→ **What the exercise asks**
Each entry below is to be transcribed exactly.

→ **Data records**
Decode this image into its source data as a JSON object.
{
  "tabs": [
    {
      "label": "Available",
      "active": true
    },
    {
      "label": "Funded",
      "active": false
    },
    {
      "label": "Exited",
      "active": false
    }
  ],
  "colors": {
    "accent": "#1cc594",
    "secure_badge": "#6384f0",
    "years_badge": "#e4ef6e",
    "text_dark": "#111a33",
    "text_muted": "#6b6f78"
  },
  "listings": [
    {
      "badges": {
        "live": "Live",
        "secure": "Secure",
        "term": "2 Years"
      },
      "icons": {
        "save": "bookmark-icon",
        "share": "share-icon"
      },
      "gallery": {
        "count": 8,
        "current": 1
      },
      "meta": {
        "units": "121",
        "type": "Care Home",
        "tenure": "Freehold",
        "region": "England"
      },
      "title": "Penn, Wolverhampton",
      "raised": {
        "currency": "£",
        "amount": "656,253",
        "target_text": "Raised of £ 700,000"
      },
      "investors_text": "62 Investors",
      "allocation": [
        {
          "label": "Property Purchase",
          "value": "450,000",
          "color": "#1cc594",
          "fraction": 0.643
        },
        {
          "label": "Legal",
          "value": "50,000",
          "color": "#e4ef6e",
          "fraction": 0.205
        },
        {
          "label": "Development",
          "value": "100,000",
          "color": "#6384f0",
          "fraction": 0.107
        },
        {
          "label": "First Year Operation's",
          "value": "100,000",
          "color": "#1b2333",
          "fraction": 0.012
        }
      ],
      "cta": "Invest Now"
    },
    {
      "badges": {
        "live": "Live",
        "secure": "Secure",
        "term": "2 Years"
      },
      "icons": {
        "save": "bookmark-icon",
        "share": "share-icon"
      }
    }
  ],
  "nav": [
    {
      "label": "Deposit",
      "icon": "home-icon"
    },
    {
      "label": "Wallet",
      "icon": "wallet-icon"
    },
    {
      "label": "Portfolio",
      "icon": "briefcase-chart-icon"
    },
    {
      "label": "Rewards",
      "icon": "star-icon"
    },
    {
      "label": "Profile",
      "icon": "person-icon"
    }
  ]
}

→ **Result**
Decode this image into its source data as a JSON object.
{
  "tabs": [
    {
      "label": "Available",
      "active": true
    },
    {
      "label": "Funded",
      "active": false
    },
    {
      "label": "Exited",
      "active": false
    }
  ],
  "colors": {
    "accent": "#1cc594",
    "secure_badge": "#6384f0",
    "years_badge": "#e4ef6e",
    "text_dark": "#111a33",
    "text_muted": "#6b6f78"
  },
  "listings": [
    {
      "badges": {
        "live": "Live",
        "secure": "Secure",
        "term": "2 Years"
      },
      "icons": {
        "save": "bookmark-icon",
        "share": "share-icon"
      },
      "gallery": {
        "count": 8,
        "current": 1
      },
      "meta": {
        "units": "121",
        "type": "Care Home",
        "tenure": "Freehold",
        "region": "England"
      },
      "title": "Penn, Wolverhampton",
      "raised": {
        "currency": "£",
        "amount": "656,253",
        "target_text": "Raised of £ 700,000"
      },
      "investors_text": "62 Investors",
      "allocation": [
        {
          "label": "Property Purchase",
          "value": "450,000",
          "color": "#1cc594",
          "fraction": 0.643
        },
        {
          "label": "Legal",
          "value": "50,000",
          "color": "#e4ef6e",
          "fraction": 0.205
        },
        {
          "label": "Development",
          "value": "100,000",
          "color": "#6384f0",
          "fraction": 0.107
        },
        {
          "label": "First Year Operation's",
          "value": "100,000",
          "color": "#1b2333",
          "fraction": 0.012
        }
      ],
      "cta": "Invest Now"
    },
    {
      "badges": {
        "live": "Live",
        "secure": "Secure",
        "term": "2 Years"
      },
      "icons": {
        "save": "bookmark-icon",
        "share": "share-icon"
      }
    }
  ],
  "nav": [
    {
      "label": "Deposit",
      "icon": "home-icon"
    },
    {
      "label": "Wallet",
      "icon": "wallet-icon"
    },
    {
      "label": "Portfolio",
      "icon": "briefcase-chart-icon"
    },
    {
      "label": "Rewards",
      "icon": "star-icon"
    },
    {
      "label": "Profile",
      "icon": "person-icon"
    }
  ]
}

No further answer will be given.